** DATA SHOWN **

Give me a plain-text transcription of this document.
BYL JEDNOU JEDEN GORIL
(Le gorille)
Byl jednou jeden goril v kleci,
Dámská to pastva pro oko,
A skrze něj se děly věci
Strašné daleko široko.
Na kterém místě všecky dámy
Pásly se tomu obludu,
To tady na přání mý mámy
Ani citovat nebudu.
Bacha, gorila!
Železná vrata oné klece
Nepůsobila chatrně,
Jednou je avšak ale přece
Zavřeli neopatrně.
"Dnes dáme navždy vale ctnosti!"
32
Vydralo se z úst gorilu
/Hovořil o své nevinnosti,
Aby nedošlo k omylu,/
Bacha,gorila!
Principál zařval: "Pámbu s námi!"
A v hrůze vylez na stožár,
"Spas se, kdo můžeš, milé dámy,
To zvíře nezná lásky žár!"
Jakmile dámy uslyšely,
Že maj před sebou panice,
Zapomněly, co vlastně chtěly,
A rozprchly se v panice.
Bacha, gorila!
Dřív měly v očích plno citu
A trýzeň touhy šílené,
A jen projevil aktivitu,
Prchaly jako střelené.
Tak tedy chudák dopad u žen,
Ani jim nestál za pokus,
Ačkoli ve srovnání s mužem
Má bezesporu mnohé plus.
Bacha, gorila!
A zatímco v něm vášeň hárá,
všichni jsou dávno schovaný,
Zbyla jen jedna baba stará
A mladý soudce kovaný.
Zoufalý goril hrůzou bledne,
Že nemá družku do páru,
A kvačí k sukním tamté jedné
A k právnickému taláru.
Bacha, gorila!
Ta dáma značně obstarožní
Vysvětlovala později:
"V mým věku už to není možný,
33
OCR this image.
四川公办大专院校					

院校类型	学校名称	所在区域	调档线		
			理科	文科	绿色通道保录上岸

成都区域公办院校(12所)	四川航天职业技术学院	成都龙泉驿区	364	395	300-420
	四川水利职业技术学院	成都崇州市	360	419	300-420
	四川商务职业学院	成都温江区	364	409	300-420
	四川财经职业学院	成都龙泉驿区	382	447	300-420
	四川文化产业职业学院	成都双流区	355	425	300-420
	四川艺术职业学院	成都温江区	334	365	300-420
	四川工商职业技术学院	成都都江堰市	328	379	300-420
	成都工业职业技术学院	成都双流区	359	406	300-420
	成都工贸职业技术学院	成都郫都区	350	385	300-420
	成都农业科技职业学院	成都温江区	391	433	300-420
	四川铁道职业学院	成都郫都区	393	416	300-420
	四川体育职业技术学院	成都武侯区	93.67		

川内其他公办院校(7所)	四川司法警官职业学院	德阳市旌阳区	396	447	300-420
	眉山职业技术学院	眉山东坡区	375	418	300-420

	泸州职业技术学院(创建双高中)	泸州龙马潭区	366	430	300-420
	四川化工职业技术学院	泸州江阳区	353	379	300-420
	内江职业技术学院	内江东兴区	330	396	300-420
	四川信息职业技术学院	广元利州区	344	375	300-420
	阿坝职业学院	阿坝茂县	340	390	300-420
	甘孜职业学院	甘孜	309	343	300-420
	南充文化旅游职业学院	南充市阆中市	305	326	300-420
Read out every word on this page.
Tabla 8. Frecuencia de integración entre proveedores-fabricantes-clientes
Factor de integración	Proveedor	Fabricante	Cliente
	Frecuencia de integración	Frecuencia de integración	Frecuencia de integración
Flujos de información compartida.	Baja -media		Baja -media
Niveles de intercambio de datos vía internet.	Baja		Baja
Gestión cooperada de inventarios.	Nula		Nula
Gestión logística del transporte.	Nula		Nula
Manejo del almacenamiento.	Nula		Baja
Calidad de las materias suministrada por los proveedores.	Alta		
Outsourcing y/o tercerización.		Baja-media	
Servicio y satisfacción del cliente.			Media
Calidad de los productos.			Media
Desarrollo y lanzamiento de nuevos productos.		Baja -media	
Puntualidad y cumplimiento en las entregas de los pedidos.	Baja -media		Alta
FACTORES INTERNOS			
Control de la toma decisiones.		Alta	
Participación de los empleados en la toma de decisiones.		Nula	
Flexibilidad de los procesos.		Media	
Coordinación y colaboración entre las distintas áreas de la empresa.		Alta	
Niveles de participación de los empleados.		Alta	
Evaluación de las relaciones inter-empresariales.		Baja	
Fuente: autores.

** EXERCISE DESCRIPTION **
Make a verbatim copy of every entry shown above.

** FINAL RESULT **
Give me a plain-text transcription of this document.
BYL JEDNOU JEDEN GORIL
(Le gorille)
Byl jednou jeden goril v kleci,
Dámská to pastva pro oko,
A skrze něj se děly věci
Strašné daleko široko.
Na kterém místě všecky dámy
Pásly se tomu obludu,
To tady na přání mý mámy
Ani citovat nebudu.
Bacha, gorila!
Železná vrata oné klece
Nepůsobila chatrně,
Jednou je avšak ale přece
Zavřeli neopatrně.
"Dnes dáme navždy vale ctnosti!"
32
Vydralo se z úst gorilu
/Hovořil o své nevinnosti,
Aby nedošlo k omylu,/
Bacha,gorila!
Principál zařval: "Pámbu s námi!"
A v hrůze vylez na stožár,
"Spas se, kdo můžeš, milé dámy,
To zvíře nezná lásky žár!"
Jakmile dámy uslyšely,
Že maj před sebou panice,
Zapomněly, co vlastně chtěly,
A rozprchly se v panice.
Bacha, gorila!
Dřív měly v očích plno citu
A trýzeň touhy šílené,
A jen projevil aktivitu,
Prchaly jako střelené.
Tak tedy chudák dopad u žen,
Ani jim nestál za pokus,
Ačkoli ve srovnání s mužem
Má bezesporu mnohé plus.
Bacha, gorila!
A zatímco v něm vášeň hárá,
všichni jsou dávno schovaný,
Zbyla jen jedna baba stará
A mladý soudce kovaný.
Zoufalý goril hrůzou bledne,
Že nemá družku do páru,
A kvačí k sukním tamté jedné
A k právnickému taláru.
Bacha, gorila!
Ta dáma značně obstarožní
Vysvětlovala později:
"V mým věku už to není možný,
33
OCR this image.
四川公办大专院校					

院校类型	学校名称	所在区域	调档线		
			理科	文科	绿色通道保录上岸

成都区域公办院校(12所)	四川航天职业技术学院	成都龙泉驿区	364	395	300-420
	四川水利职业技术学院	成都崇州市	360	419	300-420
	四川商务职业学院	成都温江区	364	409	300-420
	四川财经职业学院	成都龙泉驿区	382	447	300-420
	四川文化产业职业学院	成都双流区	355	425	300-420
	四川艺术职业学院	成都温江区	334	365	300-420
	四川工商职业技术学院	成都都江堰市	328	379	300-420
	成都工业职业技术学院	成都双流区	359	406	300-420
	成都工贸职业技术学院	成都郫都区	350	385	300-420
	成都农业科技职业学院	成都温江区	391	433	300-420
	四川铁道职业学院	成都郫都区	393	416	300-420
	四川体育职业技术学院	成都武侯区	93.67		

川内其他公办院校(7所)	四川司法警官职业学院	德阳市旌阳区	396	447	300-420
	眉山职业技术学院	眉山东坡区	375	418	300-420

	泸州职业技术学院(创建双高中)	泸州龙马潭区	366	430	300-420
	四川化工职业技术学院	泸州江阳区	353	379	300-420
	内江职业技术学院	内江东兴区	330	396	300-420
	四川信息职业技术学院	广元利州区	344	375	300-420
	阿坝职业学院	阿坝茂县	340	390	300-420
	甘孜职业学院	甘孜	309	343	300-420
	南充文化旅游职业学院	南充市阆中市	305	326	300-420
Read out every word on this page.
Tabla 8. Frecuencia de integración entre proveedores-fabricantes-clientes
Factor de integración	Proveedor	Fabricante	Cliente
	Frecuencia de integración	Frecuencia de integración	Frecuencia de integración
Flujos de información compartida.	Baja -media		Baja -media
Niveles de intercambio de datos vía internet.	Baja		Baja
Gestión cooperada de inventarios.	Nula		Nula
Gestión logística del transporte.	Nula		Nula
Manejo del almacenamiento.	Nula		Baja
Calidad de las materias suministrada por los proveedores.	Alta		
Outsourcing y/o tercerización.		Baja-media	
Servicio y satisfacción del cliente.			Media
Calidad de los productos.			Media
Desarrollo y lanzamiento de nuevos productos.		Baja -media	
Puntualidad y cumplimiento en las entregas de los pedidos.	Baja -media		Alta
FACTORES INTERNOS			
Control de la toma decisiones.		Alta	
Participación de los empleados en la toma de decisiones.		Nula	
Flexibilidad de los procesos.		Media	
Coordinación y colaboración entre las distintas áreas de la empresa.		Alta	
Niveles de participación de los empleados.		Alta	
Evaluación de las relaciones inter-empresariales.		Baja	
Fuente: autores.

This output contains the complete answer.